## EXERCISE DIRECTIONS
Return the records that follow unaltered. Omit every picture.

## GIVEN RECORDS
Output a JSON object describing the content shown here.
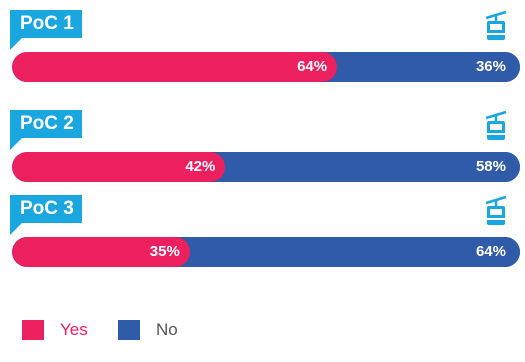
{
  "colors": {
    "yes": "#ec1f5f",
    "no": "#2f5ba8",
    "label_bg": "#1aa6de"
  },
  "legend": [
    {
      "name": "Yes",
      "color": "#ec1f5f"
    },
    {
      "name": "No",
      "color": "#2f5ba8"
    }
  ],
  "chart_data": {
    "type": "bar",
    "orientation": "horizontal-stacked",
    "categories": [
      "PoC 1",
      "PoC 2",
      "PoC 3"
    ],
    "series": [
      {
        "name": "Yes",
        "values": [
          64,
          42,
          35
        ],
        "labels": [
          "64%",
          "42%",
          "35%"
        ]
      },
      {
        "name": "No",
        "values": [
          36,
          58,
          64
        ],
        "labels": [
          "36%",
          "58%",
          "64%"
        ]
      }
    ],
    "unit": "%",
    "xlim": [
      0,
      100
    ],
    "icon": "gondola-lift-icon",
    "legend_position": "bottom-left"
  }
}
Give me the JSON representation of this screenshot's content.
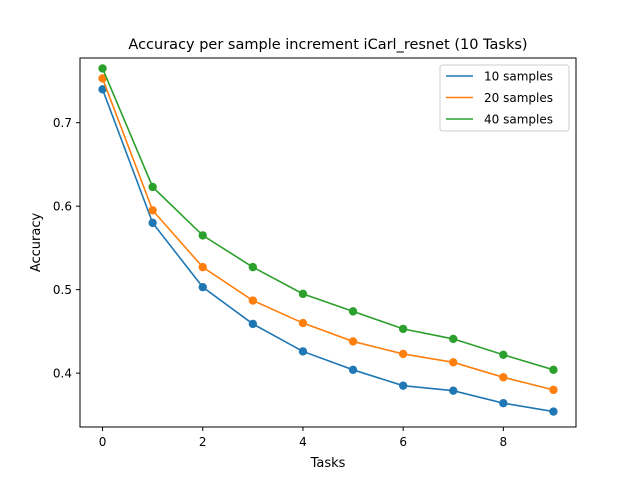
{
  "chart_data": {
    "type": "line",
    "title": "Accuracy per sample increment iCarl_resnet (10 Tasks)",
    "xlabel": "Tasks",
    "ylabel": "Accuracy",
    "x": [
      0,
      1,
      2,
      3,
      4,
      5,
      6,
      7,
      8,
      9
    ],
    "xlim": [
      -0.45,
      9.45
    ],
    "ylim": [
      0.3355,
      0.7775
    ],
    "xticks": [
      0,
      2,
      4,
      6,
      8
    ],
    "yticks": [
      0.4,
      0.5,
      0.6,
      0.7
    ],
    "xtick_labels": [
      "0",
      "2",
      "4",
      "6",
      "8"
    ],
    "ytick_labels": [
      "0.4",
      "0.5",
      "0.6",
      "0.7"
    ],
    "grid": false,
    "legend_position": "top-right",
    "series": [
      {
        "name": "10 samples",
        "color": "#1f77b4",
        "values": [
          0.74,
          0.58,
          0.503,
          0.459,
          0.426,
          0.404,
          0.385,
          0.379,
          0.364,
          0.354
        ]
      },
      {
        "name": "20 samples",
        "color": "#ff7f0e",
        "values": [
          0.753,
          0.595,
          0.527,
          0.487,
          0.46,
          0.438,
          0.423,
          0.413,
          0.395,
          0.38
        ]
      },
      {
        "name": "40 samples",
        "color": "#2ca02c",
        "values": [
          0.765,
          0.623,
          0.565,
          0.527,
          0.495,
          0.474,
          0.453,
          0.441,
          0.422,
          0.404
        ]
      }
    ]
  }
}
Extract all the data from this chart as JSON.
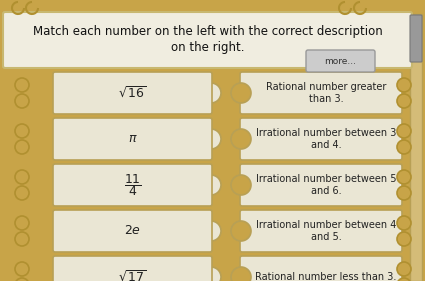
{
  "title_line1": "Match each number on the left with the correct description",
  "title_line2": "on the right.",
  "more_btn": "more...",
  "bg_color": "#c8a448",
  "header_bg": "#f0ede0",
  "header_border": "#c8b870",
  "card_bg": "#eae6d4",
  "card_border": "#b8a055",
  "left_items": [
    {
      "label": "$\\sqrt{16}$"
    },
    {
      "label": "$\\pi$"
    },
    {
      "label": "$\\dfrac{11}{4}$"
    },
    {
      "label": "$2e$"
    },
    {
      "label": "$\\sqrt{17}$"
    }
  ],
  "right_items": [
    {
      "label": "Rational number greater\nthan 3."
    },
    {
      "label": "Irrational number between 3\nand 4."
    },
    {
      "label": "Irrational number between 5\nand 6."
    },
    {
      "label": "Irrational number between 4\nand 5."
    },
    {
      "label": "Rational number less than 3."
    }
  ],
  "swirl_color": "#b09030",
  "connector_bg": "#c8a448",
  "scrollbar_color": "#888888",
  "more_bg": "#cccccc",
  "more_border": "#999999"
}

## EXPECTED OUTPUT
Output a JSON object describing the content shown here.
{
  "colors": {
    "yes": "#ec1f5f",
    "no": "#2f5ba8",
    "label_bg": "#1aa6de"
  },
  "legend": [
    {
      "name": "Yes",
      "color": "#ec1f5f"
    },
    {
      "name": "No",
      "color": "#2f5ba8"
    }
  ],
  "chart_data": {
    "type": "bar",
    "orientation": "horizontal-stacked",
    "categories": [
      "PoC 1",
      "PoC 2",
      "PoC 3"
    ],
    "series": [
      {
        "name": "Yes",
        "values": [
          64,
          42,
          35
        ],
        "labels": [
          "64%",
          "42%",
          "35%"
        ]
      },
      {
        "name": "No",
        "values": [
          36,
          58,
          64
        ],
        "labels": [
          "36%",
          "58%",
          "64%"
        ]
      }
    ],
    "unit": "%",
    "xlim": [
      0,
      100
    ],
    "icon": "gondola-lift-icon",
    "legend_position": "bottom-left"
  }
}
Give me the JSON representation of this screenshot's content.
{
  "chart_data": {
    "type": "line",
    "title": "Accuracy per sample increment iCarl_resnet (10 Tasks)",
    "xlabel": "Tasks",
    "ylabel": "Accuracy",
    "x": [
      0,
      1,
      2,
      3,
      4,
      5,
      6,
      7,
      8,
      9
    ],
    "xlim": [
      -0.45,
      9.45
    ],
    "ylim": [
      0.3355,
      0.7775
    ],
    "xticks": [
      0,
      2,
      4,
      6,
      8
    ],
    "yticks": [
      0.4,
      0.5,
      0.6,
      0.7
    ],
    "xtick_labels": [
      "0",
      "2",
      "4",
      "6",
      "8"
    ],
    "ytick_labels": [
      "0.4",
      "0.5",
      "0.6",
      "0.7"
    ],
    "grid": false,
    "legend_position": "top-right",
    "series": [
      {
        "name": "10 samples",
        "color": "#1f77b4",
        "values": [
          0.74,
          0.58,
          0.503,
          0.459,
          0.426,
          0.404,
          0.385,
          0.379,
          0.364,
          0.354
        ]
      },
      {
        "name": "20 samples",
        "color": "#ff7f0e",
        "values": [
          0.753,
          0.595,
          0.527,
          0.487,
          0.46,
          0.438,
          0.423,
          0.413,
          0.395,
          0.38
        ]
      },
      {
        "name": "40 samples",
        "color": "#2ca02c",
        "values": [
          0.765,
          0.623,
          0.565,
          0.527,
          0.495,
          0.474,
          0.453,
          0.441,
          0.422,
          0.404
        ]
      }
    ]
  }
}
Extract all the data from this chart as JSON.
{
  "title_line1": "Match each number on the left with the correct description",
  "title_line2": "on the right.",
  "more_btn": "more...",
  "bg_color": "#c8a448",
  "header_bg": "#f0ede0",
  "header_border": "#c8b870",
  "card_bg": "#eae6d4",
  "card_border": "#b8a055",
  "left_items": [
    {
      "label": "$\\sqrt{16}$"
    },
    {
      "label": "$\\pi$"
    },
    {
      "label": "$\\dfrac{11}{4}$"
    },
    {
      "label": "$2e$"
    },
    {
      "label": "$\\sqrt{17}$"
    }
  ],
  "right_items": [
    {
      "label": "Rational number greater\nthan 3."
    },
    {
      "label": "Irrational number between 3\nand 4."
    },
    {
      "label": "Irrational number between 5\nand 6."
    },
    {
      "label": "Irrational number between 4\nand 5."
    },
    {
      "label": "Rational number less than 3."
    }
  ],
  "swirl_color": "#b09030",
  "connector_bg": "#c8a448",
  "scrollbar_color": "#888888",
  "more_bg": "#cccccc",
  "more_border": "#999999"
}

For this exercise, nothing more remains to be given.